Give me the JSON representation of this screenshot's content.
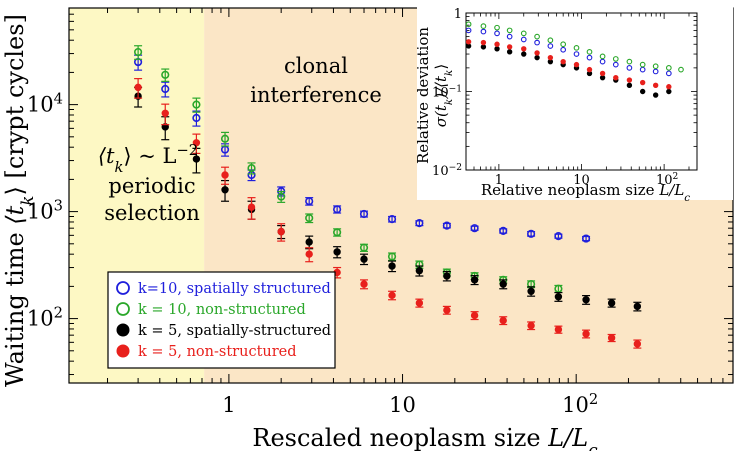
{
  "chart_data": {
    "type": "scatter",
    "xlabel_main": "Rescaled neoplasm size",
    "xlabel_symbol": "L/L",
    "xlabel_sub": "c",
    "ylabel_main": "Waiting time",
    "ylabel_symbol": "⟨t",
    "ylabel_sub": "k",
    "ylabel_close": "⟩",
    "ylabel_unit": "[crypt cycles]",
    "x_scale": "log",
    "y_scale": "log",
    "xlim": [
      0.12,
      800
    ],
    "ylim": [
      25,
      80000
    ],
    "x_ticks": [
      {
        "value": 1,
        "label": "1"
      },
      {
        "value": 10,
        "label": "10"
      },
      {
        "value": 100,
        "label": "10",
        "sup": "2"
      }
    ],
    "y_ticks": [
      {
        "value": 100,
        "label": "10",
        "sup": "2"
      },
      {
        "value": 1000,
        "label": "10",
        "sup": "3"
      },
      {
        "value": 10000,
        "label": "10",
        "sup": "4"
      }
    ],
    "regions": [
      {
        "x_from": 0.12,
        "x_to": 0.72,
        "color": "#fdf8c4",
        "label_lines": [
          "periodic",
          "selection"
        ]
      },
      {
        "x_from": 0.72,
        "x_to": 800,
        "color": "#fbe6c6",
        "label_lines": [
          "clonal",
          "interference"
        ]
      }
    ],
    "annotation": {
      "text": "⟨t",
      "sub": "k",
      "rest": "⟩ ~ L",
      "sup": "−2"
    },
    "series": [
      {
        "name": "k=10, spatially structured",
        "color": "#1f1fdc",
        "marker": "open-circle",
        "x": [
          0.3,
          0.43,
          0.65,
          0.95,
          1.35,
          2.0,
          2.9,
          4.2,
          6.0,
          8.7,
          12.5,
          18,
          26,
          38,
          55,
          79,
          114
        ],
        "y": [
          25000,
          14000,
          7500,
          3800,
          2200,
          1550,
          1250,
          1050,
          950,
          850,
          780,
          740,
          700,
          660,
          620,
          590,
          560
        ],
        "yerr": [
          4000,
          2200,
          1200,
          500,
          250,
          150,
          100,
          80,
          60,
          50,
          40,
          35,
          30,
          30,
          30,
          25,
          25
        ]
      },
      {
        "name": "k = 10, non-structured",
        "color": "#2aa72a",
        "marker": "open-circle",
        "x": [
          0.3,
          0.43,
          0.65,
          0.95,
          1.35,
          2.0,
          2.9,
          4.2,
          6.0,
          8.7,
          12.5,
          18,
          26,
          38,
          55,
          79
        ],
        "y": [
          31000,
          19000,
          10000,
          4800,
          2550,
          1380,
          870,
          640,
          460,
          380,
          320,
          270,
          250,
          230,
          210,
          190
        ],
        "yerr": [
          4500,
          2500,
          1500,
          700,
          300,
          160,
          80,
          50,
          35,
          30,
          25,
          20,
          18,
          16,
          15,
          14
        ]
      },
      {
        "name": "k = 5, spatially-structured",
        "color": "#000000",
        "marker": "filled-circle",
        "x": [
          0.3,
          0.43,
          0.65,
          0.95,
          1.35,
          2.0,
          2.9,
          4.2,
          6.0,
          8.7,
          12.5,
          18,
          26,
          38,
          55,
          79,
          114,
          160,
          225
        ],
        "y": [
          12000,
          6200,
          3100,
          1600,
          1050,
          650,
          520,
          420,
          360,
          310,
          280,
          250,
          230,
          210,
          180,
          160,
          150,
          140,
          130
        ],
        "yerr": [
          2500,
          1500,
          800,
          350,
          200,
          90,
          70,
          50,
          40,
          35,
          30,
          25,
          22,
          20,
          18,
          15,
          14,
          12,
          12
        ]
      },
      {
        "name": "k = 5, non-structured",
        "color": "#e8201c",
        "marker": "filled-circle",
        "x": [
          0.3,
          0.43,
          0.65,
          0.95,
          1.35,
          2.0,
          2.9,
          4.2,
          6.0,
          8.7,
          12.5,
          18,
          26,
          38,
          55,
          79,
          114,
          160,
          225
        ],
        "y": [
          14500,
          8300,
          4400,
          2200,
          1100,
          650,
          400,
          270,
          210,
          165,
          140,
          120,
          107,
          96,
          86,
          79,
          72,
          66,
          58
        ],
        "yerr": [
          3000,
          1800,
          900,
          400,
          250,
          120,
          60,
          30,
          20,
          15,
          12,
          10,
          9,
          8,
          7,
          6,
          6,
          5,
          5
        ]
      }
    ],
    "legend": {
      "placement": "bottom-left"
    },
    "inset": {
      "xlabel_main": "Relative neoplasm size",
      "xlabel_symbol": "L/L",
      "xlabel_sub": "c",
      "ylabel_line1": "Relative deviation",
      "ylabel_line2": "σ(t",
      "ylabel_line2_sub": "k",
      "ylabel_line2_rest": ")/⟨t",
      "ylabel_line2_sub2": "k",
      "ylabel_line2_end": "⟩",
      "x_scale": "log",
      "y_scale": "log",
      "xlim": [
        0.4,
        250
      ],
      "ylim": [
        0.01,
        1
      ],
      "x_ticks": [
        {
          "value": 1,
          "label": "1"
        },
        {
          "value": 10,
          "label": "10"
        },
        {
          "value": 100,
          "label": "10",
          "sup": "2"
        }
      ],
      "y_ticks": [
        {
          "value": 1,
          "label": "1"
        },
        {
          "value": 0.1,
          "label": "10",
          "sup": "−1"
        },
        {
          "value": 0.01,
          "label": "10",
          "sup": "−2"
        }
      ],
      "series": [
        {
          "name": "k=10, spatially structured",
          "x": [
            0.3,
            0.43,
            0.65,
            0.95,
            1.35,
            2.0,
            2.9,
            4.2,
            6.0,
            8.7,
            12.5,
            18,
            26,
            38,
            55,
            79,
            114
          ],
          "y": [
            0.62,
            0.6,
            0.58,
            0.55,
            0.5,
            0.46,
            0.42,
            0.38,
            0.34,
            0.3,
            0.27,
            0.24,
            0.22,
            0.2,
            0.19,
            0.18,
            0.17
          ]
        },
        {
          "name": "k = 10, non-structured",
          "x": [
            0.3,
            0.43,
            0.65,
            0.95,
            1.35,
            2.0,
            2.9,
            4.2,
            6.0,
            8.7,
            12.5,
            18,
            26,
            38,
            55,
            79,
            114,
            160
          ],
          "y": [
            0.75,
            0.72,
            0.68,
            0.65,
            0.6,
            0.55,
            0.5,
            0.45,
            0.4,
            0.36,
            0.32,
            0.28,
            0.26,
            0.24,
            0.22,
            0.21,
            0.2,
            0.19
          ]
        },
        {
          "name": "k = 5, spatially-structured",
          "x": [
            0.3,
            0.43,
            0.65,
            0.95,
            1.35,
            2.0,
            2.9,
            4.2,
            6.0,
            8.7,
            12.5,
            18,
            26,
            38,
            55,
            79,
            114
          ],
          "y": [
            0.4,
            0.38,
            0.37,
            0.35,
            0.32,
            0.3,
            0.27,
            0.24,
            0.22,
            0.2,
            0.17,
            0.15,
            0.14,
            0.12,
            0.1,
            0.09,
            0.1
          ]
        },
        {
          "name": "k = 5, non-structured",
          "x": [
            0.3,
            0.43,
            0.65,
            0.95,
            1.35,
            2.0,
            2.9,
            4.2,
            6.0,
            8.7,
            12.5,
            18,
            26,
            38,
            55,
            79,
            114
          ],
          "y": [
            0.45,
            0.43,
            0.42,
            0.4,
            0.37,
            0.35,
            0.31,
            0.27,
            0.24,
            0.22,
            0.19,
            0.17,
            0.15,
            0.14,
            0.13,
            0.12,
            0.115
          ]
        }
      ]
    }
  }
}
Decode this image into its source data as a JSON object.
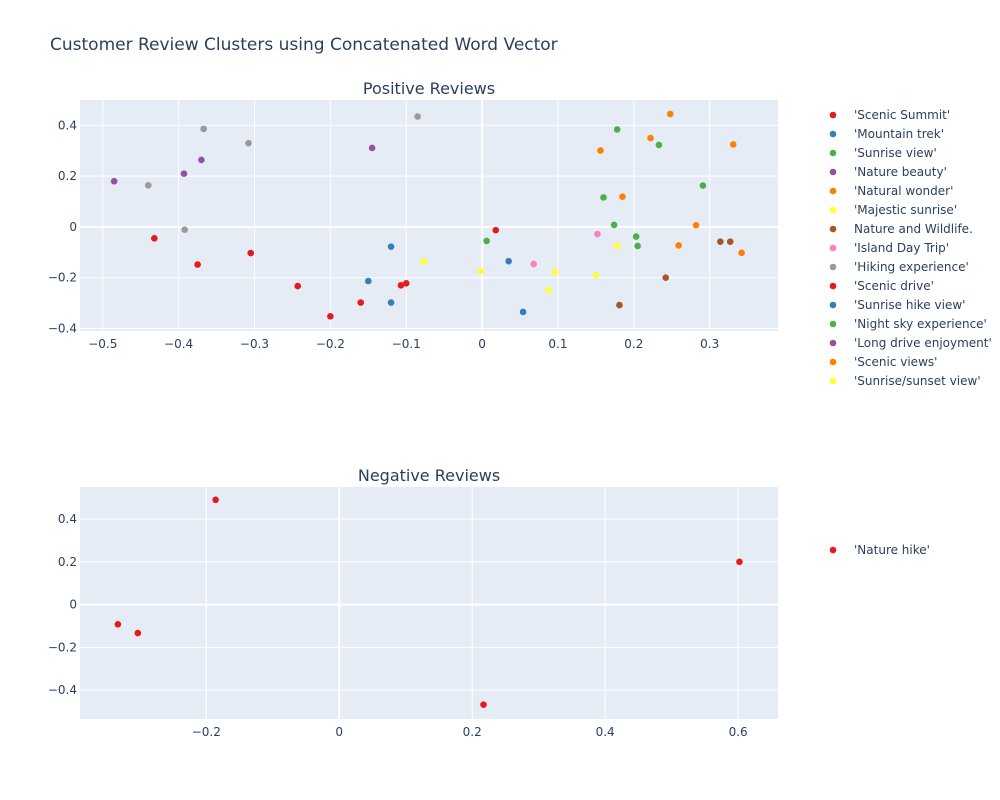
{
  "title": "Customer Review Clusters using Concatenated Word Vector",
  "chart_data": [
    {
      "type": "scatter",
      "title": "Positive Reviews",
      "xlim": [
        -0.53,
        0.39
      ],
      "ylim": [
        -0.41,
        0.5
      ],
      "xticks": [
        -0.5,
        -0.4,
        -0.3,
        -0.2,
        -0.1,
        0,
        0.1,
        0.2,
        0.3
      ],
      "xtick_labels": [
        "−0.5",
        "−0.4",
        "−0.3",
        "−0.2",
        "−0.1",
        "0",
        "0.1",
        "0.2",
        "0.3"
      ],
      "yticks": [
        -0.4,
        -0.2,
        0,
        0.2,
        0.4
      ],
      "ytick_labels": [
        "−0.4",
        "−0.2",
        "0",
        "0.2",
        "0.4"
      ],
      "grid": true,
      "legend": "right",
      "series": [
        {
          "name": "'Scenic Summit'",
          "color": "#e41a1c",
          "points": [
            [
              -0.432,
              -0.045
            ],
            [
              -0.375,
              -0.148
            ],
            [
              -0.305,
              -0.103
            ],
            [
              -0.243,
              -0.233
            ],
            [
              -0.2,
              -0.352
            ],
            [
              -0.16,
              -0.298
            ],
            [
              -0.107,
              -0.23
            ],
            [
              -0.1,
              -0.222
            ],
            [
              0.018,
              -0.013
            ]
          ]
        },
        {
          "name": "'Mountain trek'",
          "color": "#377eb8",
          "points": [
            [
              -0.12,
              -0.078
            ],
            [
              -0.15,
              -0.213
            ],
            [
              -0.12,
              -0.298
            ],
            [
              0.035,
              -0.135
            ],
            [
              0.054,
              -0.335
            ]
          ]
        },
        {
          "name": "'Sunrise view'",
          "color": "#4daf4a",
          "points": [
            [
              0.006,
              -0.055
            ],
            [
              0.178,
              0.384
            ],
            [
              0.233,
              0.323
            ],
            [
              0.16,
              0.116
            ],
            [
              0.174,
              0.008
            ],
            [
              0.203,
              -0.038
            ],
            [
              0.205,
              -0.075
            ],
            [
              0.291,
              0.163
            ]
          ]
        },
        {
          "name": "'Nature beauty'",
          "color": "#984ea3",
          "points": [
            [
              -0.485,
              0.18
            ],
            [
              -0.393,
              0.21
            ],
            [
              -0.37,
              0.264
            ],
            [
              -0.145,
              0.311
            ]
          ]
        },
        {
          "name": "'Natural wonder'",
          "color": "#ff7f00",
          "points": [
            [
              0.156,
              0.301
            ],
            [
              0.185,
              0.119
            ],
            [
              0.222,
              0.35
            ],
            [
              0.248,
              0.445
            ],
            [
              0.259,
              -0.073
            ],
            [
              0.282,
              0.007
            ],
            [
              0.331,
              0.325
            ],
            [
              0.342,
              -0.102
            ]
          ]
        },
        {
          "name": "'Majestic sunrise'",
          "color": "#ffff33",
          "points": [
            [
              -0.077,
              -0.137
            ],
            [
              -0.002,
              -0.175
            ],
            [
              0.096,
              -0.178
            ],
            [
              0.088,
              -0.248
            ],
            [
              0.178,
              -0.075
            ],
            [
              0.15,
              -0.19
            ]
          ]
        },
        {
          "name": "Nature and Wildlife.",
          "color": "#a65628",
          "points": [
            [
              0.181,
              -0.308
            ],
            [
              0.242,
              -0.2
            ],
            [
              0.314,
              -0.058
            ],
            [
              0.327,
              -0.058
            ]
          ]
        },
        {
          "name": "'Island Day Trip'",
          "color": "#f781bf",
          "points": [
            [
              0.068,
              -0.146
            ],
            [
              0.152,
              -0.028
            ]
          ]
        },
        {
          "name": "'Hiking experience'",
          "color": "#999999",
          "points": [
            [
              -0.367,
              0.386
            ],
            [
              -0.44,
              0.164
            ],
            [
              -0.308,
              0.33
            ],
            [
              -0.392,
              -0.011
            ],
            [
              -0.085,
              0.435
            ]
          ]
        },
        {
          "name": "'Scenic drive'",
          "color": "#e41a1c",
          "points": []
        },
        {
          "name": "'Sunrise hike view'",
          "color": "#377eb8",
          "points": []
        },
        {
          "name": "'Night sky experience'",
          "color": "#4daf4a",
          "points": []
        },
        {
          "name": "'Long drive enjoyment'",
          "color": "#984ea3",
          "points": []
        },
        {
          "name": "'Scenic views'",
          "color": "#ff7f00",
          "points": []
        },
        {
          "name": "'Sunrise/sunset view'",
          "color": "#ffff33",
          "points": []
        }
      ]
    },
    {
      "type": "scatter",
      "title": "Negative Reviews",
      "xlim": [
        -0.39,
        0.66
      ],
      "ylim": [
        -0.535,
        0.55
      ],
      "xticks": [
        -0.2,
        0,
        0.2,
        0.4,
        0.6
      ],
      "xtick_labels": [
        "−0.2",
        "0",
        "0.2",
        "0.4",
        "0.6"
      ],
      "yticks": [
        -0.4,
        -0.2,
        0,
        0.2,
        0.4
      ],
      "ytick_labels": [
        "−0.4",
        "−0.2",
        "0",
        "0.2",
        "0.4"
      ],
      "grid": true,
      "legend": "right",
      "series": [
        {
          "name": "'Nature hike'",
          "color": "#e41a1c",
          "points": [
            [
              -0.186,
              0.49
            ],
            [
              -0.333,
              -0.092
            ],
            [
              -0.303,
              -0.133
            ],
            [
              0.217,
              -0.468
            ],
            [
              0.602,
              0.2
            ]
          ]
        }
      ]
    }
  ]
}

#### [Task instructions]
Gather up, from the records above, each line where the word "title" appears.

#### [Exercise result]
  "title": "Customer Review Clusters using Concatenated Word Vector",
      "title": "Positive Reviews",
      "title": "Negative Reviews",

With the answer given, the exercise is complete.